_Records for this task_:
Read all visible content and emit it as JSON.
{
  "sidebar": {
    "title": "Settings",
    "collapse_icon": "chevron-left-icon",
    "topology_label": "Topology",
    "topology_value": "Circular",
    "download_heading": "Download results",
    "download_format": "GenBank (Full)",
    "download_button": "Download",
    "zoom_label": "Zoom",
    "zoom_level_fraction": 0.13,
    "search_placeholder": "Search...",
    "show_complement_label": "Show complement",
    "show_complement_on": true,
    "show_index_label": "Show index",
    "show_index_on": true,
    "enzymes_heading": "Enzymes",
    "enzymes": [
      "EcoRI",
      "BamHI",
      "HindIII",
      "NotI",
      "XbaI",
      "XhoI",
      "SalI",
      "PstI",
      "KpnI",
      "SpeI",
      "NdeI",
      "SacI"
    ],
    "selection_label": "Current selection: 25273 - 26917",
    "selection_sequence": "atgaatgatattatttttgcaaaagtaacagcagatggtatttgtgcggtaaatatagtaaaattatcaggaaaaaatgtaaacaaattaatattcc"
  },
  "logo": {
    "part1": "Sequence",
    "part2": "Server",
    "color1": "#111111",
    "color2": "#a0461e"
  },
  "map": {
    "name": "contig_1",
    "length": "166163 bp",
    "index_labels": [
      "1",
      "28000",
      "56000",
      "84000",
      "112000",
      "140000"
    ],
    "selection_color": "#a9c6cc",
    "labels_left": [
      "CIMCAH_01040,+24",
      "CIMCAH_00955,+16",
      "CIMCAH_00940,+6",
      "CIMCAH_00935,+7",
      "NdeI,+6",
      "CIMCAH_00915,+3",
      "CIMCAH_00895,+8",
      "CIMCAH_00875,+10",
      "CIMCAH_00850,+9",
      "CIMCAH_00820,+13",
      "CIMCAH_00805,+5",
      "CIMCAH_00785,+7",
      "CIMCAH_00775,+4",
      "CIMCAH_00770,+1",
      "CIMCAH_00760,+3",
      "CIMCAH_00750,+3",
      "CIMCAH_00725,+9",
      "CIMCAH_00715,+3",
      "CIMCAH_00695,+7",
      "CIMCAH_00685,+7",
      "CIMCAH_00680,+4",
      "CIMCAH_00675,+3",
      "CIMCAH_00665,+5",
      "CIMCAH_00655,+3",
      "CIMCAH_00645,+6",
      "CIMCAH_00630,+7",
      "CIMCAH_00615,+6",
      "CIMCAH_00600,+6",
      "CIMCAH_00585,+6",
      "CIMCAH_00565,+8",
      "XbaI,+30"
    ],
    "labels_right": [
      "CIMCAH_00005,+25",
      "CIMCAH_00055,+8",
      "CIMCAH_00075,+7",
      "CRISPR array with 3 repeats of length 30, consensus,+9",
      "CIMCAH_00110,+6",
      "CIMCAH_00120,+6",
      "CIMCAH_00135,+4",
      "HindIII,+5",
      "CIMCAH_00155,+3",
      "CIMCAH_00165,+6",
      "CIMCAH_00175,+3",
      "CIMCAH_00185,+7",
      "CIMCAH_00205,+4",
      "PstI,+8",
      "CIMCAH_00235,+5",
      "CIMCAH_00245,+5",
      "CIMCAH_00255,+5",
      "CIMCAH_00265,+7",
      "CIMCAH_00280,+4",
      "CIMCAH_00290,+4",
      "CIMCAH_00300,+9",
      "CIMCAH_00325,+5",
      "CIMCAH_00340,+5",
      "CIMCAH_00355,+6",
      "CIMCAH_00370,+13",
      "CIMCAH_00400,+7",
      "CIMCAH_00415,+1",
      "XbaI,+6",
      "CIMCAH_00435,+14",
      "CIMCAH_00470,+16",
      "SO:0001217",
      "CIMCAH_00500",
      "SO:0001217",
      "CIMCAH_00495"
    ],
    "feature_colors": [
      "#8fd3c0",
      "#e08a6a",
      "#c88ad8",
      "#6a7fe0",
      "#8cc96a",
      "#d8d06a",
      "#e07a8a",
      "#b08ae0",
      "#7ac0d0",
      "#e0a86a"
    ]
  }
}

_Required action_: A verbatim reproduction of all the records above is the expected answer.

_Reply to the task_:
Read all visible content and emit it as JSON.
{
  "sidebar": {
    "title": "Settings",
    "collapse_icon": "chevron-left-icon",
    "topology_label": "Topology",
    "topology_value": "Circular",
    "download_heading": "Download results",
    "download_format": "GenBank (Full)",
    "download_button": "Download",
    "zoom_label": "Zoom",
    "zoom_level_fraction": 0.13,
    "search_placeholder": "Search...",
    "show_complement_label": "Show complement",
    "show_complement_on": true,
    "show_index_label": "Show index",
    "show_index_on": true,
    "enzymes_heading": "Enzymes",
    "enzymes": [
      "EcoRI",
      "BamHI",
      "HindIII",
      "NotI",
      "XbaI",
      "XhoI",
      "SalI",
      "PstI",
      "KpnI",
      "SpeI",
      "NdeI",
      "SacI"
    ],
    "selection_label": "Current selection: 25273 - 26917",
    "selection_sequence": "atgaatgatattatttttgcaaaagtaacagcagatggtatttgtgcggtaaatatagtaaaattatcaggaaaaaatgtaaacaaattaatattcc"
  },
  "logo": {
    "part1": "Sequence",
    "part2": "Server",
    "color1": "#111111",
    "color2": "#a0461e"
  },
  "map": {
    "name": "contig_1",
    "length": "166163 bp",
    "index_labels": [
      "1",
      "28000",
      "56000",
      "84000",
      "112000",
      "140000"
    ],
    "selection_color": "#a9c6cc",
    "labels_left": [
      "CIMCAH_01040,+24",
      "CIMCAH_00955,+16",
      "CIMCAH_00940,+6",
      "CIMCAH_00935,+7",
      "NdeI,+6",
      "CIMCAH_00915,+3",
      "CIMCAH_00895,+8",
      "CIMCAH_00875,+10",
      "CIMCAH_00850,+9",
      "CIMCAH_00820,+13",
      "CIMCAH_00805,+5",
      "CIMCAH_00785,+7",
      "CIMCAH_00775,+4",
      "CIMCAH_00770,+1",
      "CIMCAH_00760,+3",
      "CIMCAH_00750,+3",
      "CIMCAH_00725,+9",
      "CIMCAH_00715,+3",
      "CIMCAH_00695,+7",
      "CIMCAH_00685,+7",
      "CIMCAH_00680,+4",
      "CIMCAH_00675,+3",
      "CIMCAH_00665,+5",
      "CIMCAH_00655,+3",
      "CIMCAH_00645,+6",
      "CIMCAH_00630,+7",
      "CIMCAH_00615,+6",
      "CIMCAH_00600,+6",
      "CIMCAH_00585,+6",
      "CIMCAH_00565,+8",
      "XbaI,+30"
    ],
    "labels_right": [
      "CIMCAH_00005,+25",
      "CIMCAH_00055,+8",
      "CIMCAH_00075,+7",
      "CRISPR array with 3 repeats of length 30, consensus,+9",
      "CIMCAH_00110,+6",
      "CIMCAH_00120,+6",
      "CIMCAH_00135,+4",
      "HindIII,+5",
      "CIMCAH_00155,+3",
      "CIMCAH_00165,+6",
      "CIMCAH_00175,+3",
      "CIMCAH_00185,+7",
      "CIMCAH_00205,+4",
      "PstI,+8",
      "CIMCAH_00235,+5",
      "CIMCAH_00245,+5",
      "CIMCAH_00255,+5",
      "CIMCAH_00265,+7",
      "CIMCAH_00280,+4",
      "CIMCAH_00290,+4",
      "CIMCAH_00300,+9",
      "CIMCAH_00325,+5",
      "CIMCAH_00340,+5",
      "CIMCAH_00355,+6",
      "CIMCAH_00370,+13",
      "CIMCAH_00400,+7",
      "CIMCAH_00415,+1",
      "XbaI,+6",
      "CIMCAH_00435,+14",
      "CIMCAH_00470,+16",
      "SO:0001217",
      "CIMCAH_00500",
      "SO:0001217",
      "CIMCAH_00495"
    ],
    "feature_colors": [
      "#8fd3c0",
      "#e08a6a",
      "#c88ad8",
      "#6a7fe0",
      "#8cc96a",
      "#d8d06a",
      "#e07a8a",
      "#b08ae0",
      "#7ac0d0",
      "#e0a86a"
    ]
  }
}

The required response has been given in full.